[Collected data entries]
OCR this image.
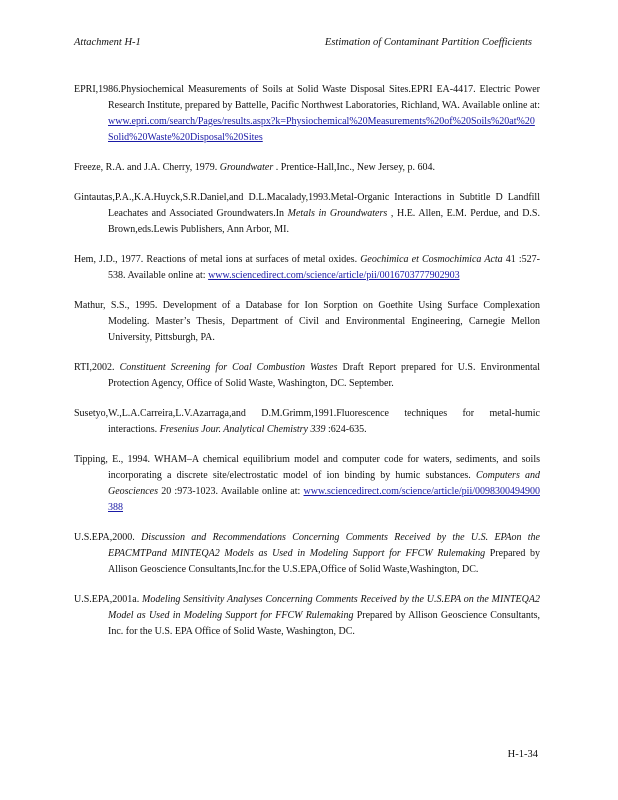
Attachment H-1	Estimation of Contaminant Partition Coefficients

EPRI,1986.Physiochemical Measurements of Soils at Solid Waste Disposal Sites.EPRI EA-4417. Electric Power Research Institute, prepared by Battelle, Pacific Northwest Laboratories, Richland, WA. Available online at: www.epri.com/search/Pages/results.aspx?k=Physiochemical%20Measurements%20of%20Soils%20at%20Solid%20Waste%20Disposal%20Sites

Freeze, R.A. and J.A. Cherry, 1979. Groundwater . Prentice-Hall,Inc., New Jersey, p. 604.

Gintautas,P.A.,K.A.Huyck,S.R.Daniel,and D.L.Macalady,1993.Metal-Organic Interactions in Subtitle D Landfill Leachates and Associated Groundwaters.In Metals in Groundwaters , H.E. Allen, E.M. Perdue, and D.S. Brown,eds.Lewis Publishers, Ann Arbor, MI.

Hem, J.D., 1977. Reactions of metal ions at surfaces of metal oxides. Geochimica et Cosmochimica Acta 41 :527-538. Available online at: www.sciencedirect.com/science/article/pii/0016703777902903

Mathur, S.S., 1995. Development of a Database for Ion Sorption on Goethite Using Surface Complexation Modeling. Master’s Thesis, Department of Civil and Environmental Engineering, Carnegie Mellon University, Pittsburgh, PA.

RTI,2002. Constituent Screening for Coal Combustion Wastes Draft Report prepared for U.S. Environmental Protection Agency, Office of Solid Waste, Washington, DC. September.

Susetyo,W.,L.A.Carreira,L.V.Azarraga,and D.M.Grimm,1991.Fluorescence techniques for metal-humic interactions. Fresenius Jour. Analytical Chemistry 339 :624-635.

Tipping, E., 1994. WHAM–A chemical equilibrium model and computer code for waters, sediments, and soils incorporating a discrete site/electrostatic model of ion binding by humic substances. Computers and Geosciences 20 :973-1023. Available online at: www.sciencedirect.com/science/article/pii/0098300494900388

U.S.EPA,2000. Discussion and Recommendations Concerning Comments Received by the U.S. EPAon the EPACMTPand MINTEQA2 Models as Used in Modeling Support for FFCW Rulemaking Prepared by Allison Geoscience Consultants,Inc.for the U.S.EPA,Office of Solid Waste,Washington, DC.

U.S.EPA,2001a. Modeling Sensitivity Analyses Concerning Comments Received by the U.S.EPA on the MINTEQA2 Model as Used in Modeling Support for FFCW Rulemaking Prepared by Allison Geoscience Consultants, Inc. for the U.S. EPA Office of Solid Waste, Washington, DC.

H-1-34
...
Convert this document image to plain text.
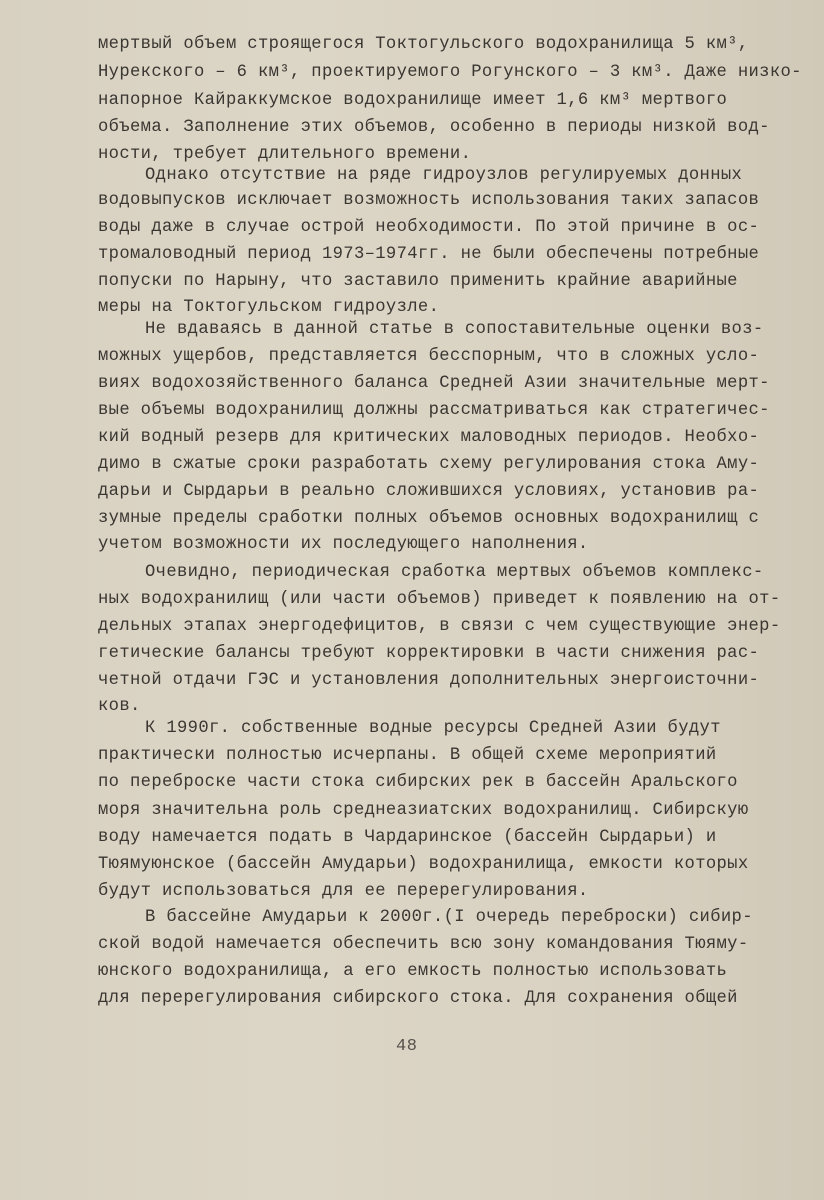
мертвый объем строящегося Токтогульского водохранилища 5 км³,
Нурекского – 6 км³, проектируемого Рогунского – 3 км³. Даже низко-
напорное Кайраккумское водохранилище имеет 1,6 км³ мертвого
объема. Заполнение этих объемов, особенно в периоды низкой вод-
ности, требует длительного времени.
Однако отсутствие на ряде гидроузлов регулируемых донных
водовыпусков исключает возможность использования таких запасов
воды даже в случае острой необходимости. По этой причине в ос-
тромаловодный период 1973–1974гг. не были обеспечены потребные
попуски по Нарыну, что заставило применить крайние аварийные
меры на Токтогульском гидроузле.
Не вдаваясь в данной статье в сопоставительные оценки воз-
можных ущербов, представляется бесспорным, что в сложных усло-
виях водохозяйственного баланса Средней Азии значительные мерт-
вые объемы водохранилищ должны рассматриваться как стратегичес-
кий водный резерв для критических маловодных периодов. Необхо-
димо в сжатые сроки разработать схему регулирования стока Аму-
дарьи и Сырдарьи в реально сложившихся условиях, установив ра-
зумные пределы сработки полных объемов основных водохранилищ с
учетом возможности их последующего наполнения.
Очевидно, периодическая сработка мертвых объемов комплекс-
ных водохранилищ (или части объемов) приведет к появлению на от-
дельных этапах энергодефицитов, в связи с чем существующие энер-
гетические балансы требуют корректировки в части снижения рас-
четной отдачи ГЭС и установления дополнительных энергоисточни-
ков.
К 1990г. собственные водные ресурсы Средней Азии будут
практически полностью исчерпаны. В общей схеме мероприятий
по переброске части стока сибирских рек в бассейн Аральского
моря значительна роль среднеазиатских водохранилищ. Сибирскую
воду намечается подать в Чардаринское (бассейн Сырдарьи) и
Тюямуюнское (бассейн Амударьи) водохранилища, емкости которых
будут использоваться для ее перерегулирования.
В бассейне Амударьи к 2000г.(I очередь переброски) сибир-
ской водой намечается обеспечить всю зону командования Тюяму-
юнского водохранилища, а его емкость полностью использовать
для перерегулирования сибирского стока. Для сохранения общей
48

EXERCISE DIRECTIONS
Lines from the records above that hold "стока" are the ones to list.

FULL OUTPUT
димо в сжатые сроки разработать схему регулирования стока Аму-
по переброске части стока сибирских рек в бассейн Аральского
для перерегулирования сибирского стока. Для сохранения общей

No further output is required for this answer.